Brano da leggere
La retrospettiva sarà visitabile fino al 31 ottobre 2017

Come sottolineato dal direttore del museo, Guido Lardi, l’intento delle mostre temporanee sarebbe, da un lato quello di incentivare il numero delle visite, dall’altro quello di scoprire il patrimonio artistico di personalità scomparse, legate al nostro territorio. Il nome e l’opera di Not Bott (1927-1998) si sono da tempo saldamente fuse con la Valposchiavo e la sua temperie artistico-culturale degli ultimi decenni del Novecento. Curata dal figlio dell’artista e critico d’arte, Gian Casper Bott, la mostra offre una selezione di ventotto opere scolpite fra il 1970 e il 1996, che sintetizzano la parabola artistica dello scultore originario di Valchava. Alla realizzazione hanno contribuito anche la vedova dell’artista, Elisabeth Bott (scelta espositiva), Renzo Volpato (rifinitura e collocazione) e Pierluigi Crameri (progetto grafico). Parlando dello scultore, Lardi annota come questi possedesse un’abilità artigianale straordinaria, fu un uomo dallo sguardo serio ed austero ma dal tratto bonario, e la sua opera si contraddistingue in un’intensa interazione uomo-materia, capace di dar vita a un nuovo soggetto (essenza-presenza) partendo da un pezzo di legno.

Consegne dell'esercizio
1) Rispondi alle domande seguenti sul brano dedicato alla mostra di Not Bott.
(a) Fino a quale data si potrà visitare la retrospettiva?
(b) Quante opere sono esposte e in quali anni sono state scolpite?
(c) Chi ha realizzato il progetto grafico?
2) Secondo il brano dedicato alla mostra di Not Bott, le affermazioni seguenti sono corrette? Per ciascuna rispondi sì o no e cita le parole del brano che lo dimostrano.
(a) La mostra è stata curata dalla vedova dell'artista.
(b) Lo scultore era originario di Valchava.
(c) Renzo Volpato si è occupato della scelta espositiva.

Dati delle coordinate di impaginazione
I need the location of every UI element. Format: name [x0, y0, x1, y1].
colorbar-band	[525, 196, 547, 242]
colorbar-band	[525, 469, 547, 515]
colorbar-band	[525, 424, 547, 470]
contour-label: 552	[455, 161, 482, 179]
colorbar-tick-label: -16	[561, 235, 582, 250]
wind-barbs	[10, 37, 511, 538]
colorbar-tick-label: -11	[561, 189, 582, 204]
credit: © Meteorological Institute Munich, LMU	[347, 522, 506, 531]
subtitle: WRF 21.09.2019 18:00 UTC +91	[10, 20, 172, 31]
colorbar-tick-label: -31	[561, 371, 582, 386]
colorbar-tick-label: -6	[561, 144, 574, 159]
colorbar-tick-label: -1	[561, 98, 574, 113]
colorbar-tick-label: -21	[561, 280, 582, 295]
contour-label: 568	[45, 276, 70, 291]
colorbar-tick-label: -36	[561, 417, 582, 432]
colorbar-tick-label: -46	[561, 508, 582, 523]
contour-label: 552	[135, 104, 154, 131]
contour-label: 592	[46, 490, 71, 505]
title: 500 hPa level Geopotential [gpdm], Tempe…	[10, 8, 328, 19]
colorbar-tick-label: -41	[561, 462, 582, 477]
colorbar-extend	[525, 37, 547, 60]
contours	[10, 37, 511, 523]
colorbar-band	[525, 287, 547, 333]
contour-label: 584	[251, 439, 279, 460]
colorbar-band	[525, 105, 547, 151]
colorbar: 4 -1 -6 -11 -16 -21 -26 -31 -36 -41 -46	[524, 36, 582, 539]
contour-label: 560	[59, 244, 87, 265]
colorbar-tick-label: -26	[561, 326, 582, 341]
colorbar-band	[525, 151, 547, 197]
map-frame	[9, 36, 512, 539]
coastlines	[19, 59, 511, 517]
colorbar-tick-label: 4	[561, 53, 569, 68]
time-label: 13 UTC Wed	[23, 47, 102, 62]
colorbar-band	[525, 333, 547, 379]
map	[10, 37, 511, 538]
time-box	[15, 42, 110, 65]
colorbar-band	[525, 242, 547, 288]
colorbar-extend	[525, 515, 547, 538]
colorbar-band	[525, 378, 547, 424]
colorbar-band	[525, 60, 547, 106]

* * *

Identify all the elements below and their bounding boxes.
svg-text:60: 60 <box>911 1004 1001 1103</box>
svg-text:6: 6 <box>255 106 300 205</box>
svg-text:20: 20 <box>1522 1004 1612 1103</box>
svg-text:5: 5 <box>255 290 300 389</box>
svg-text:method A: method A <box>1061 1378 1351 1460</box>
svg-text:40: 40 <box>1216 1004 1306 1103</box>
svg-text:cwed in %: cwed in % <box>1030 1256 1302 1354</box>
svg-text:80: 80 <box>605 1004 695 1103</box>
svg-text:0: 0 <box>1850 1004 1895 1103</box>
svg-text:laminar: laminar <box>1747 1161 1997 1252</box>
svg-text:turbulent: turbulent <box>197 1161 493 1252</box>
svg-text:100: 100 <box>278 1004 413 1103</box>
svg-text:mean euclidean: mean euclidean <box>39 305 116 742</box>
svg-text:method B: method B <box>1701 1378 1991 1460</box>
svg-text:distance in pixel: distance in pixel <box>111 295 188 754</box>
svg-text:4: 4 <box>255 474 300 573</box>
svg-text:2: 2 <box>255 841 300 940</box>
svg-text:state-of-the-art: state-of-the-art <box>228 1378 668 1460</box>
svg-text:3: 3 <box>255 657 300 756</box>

Risposte corrette
1)
(a) Fino al 31 ottobre 2017.
(b) Ventotto opere, scolpite fra il 1970 e il 1996.
(c) Pierluigi Crameri.

2)
(a) No: «Curata dal figlio dell’artista e critico d’arte, Gian Casper Bott».
(b) Sì: «dello scultore originario di Valchava».
(c) No: «Elisabeth Bott (scelta espositiva), Renzo Volpato (rifinitura e collocazione)».